[Figure record listings]
● ● ● ●
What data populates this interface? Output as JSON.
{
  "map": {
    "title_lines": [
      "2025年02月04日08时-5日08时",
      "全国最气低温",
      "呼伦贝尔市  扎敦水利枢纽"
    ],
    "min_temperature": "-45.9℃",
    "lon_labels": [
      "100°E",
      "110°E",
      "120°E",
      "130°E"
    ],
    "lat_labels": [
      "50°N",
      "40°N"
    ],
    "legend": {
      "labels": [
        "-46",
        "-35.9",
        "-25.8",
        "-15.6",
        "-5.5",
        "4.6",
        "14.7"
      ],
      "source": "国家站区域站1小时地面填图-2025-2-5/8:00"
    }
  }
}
● ● ● ●
**Aim:** Please reproduce every line of the material word for word.

**Completed task:**
What data populates this interface? Output as JSON.
{
  "map": {
    "title_lines": [
      "2025年02月04日08时-5日08时",
      "全国最气低温",
      "呼伦贝尔市  扎敦水利枢纽"
    ],
    "min_temperature": "-45.9℃",
    "lon_labels": [
      "100°E",
      "110°E",
      "120°E",
      "130°E"
    ],
    "lat_labels": [
      "50°N",
      "40°N"
    ],
    "legend": {
      "labels": [
        "-46",
        "-35.9",
        "-25.8",
        "-15.6",
        "-5.5",
        "4.6",
        "14.7"
      ],
      "source": "国家站区域站1小时地面填图-2025-2-5/8:00"
    }
  }
}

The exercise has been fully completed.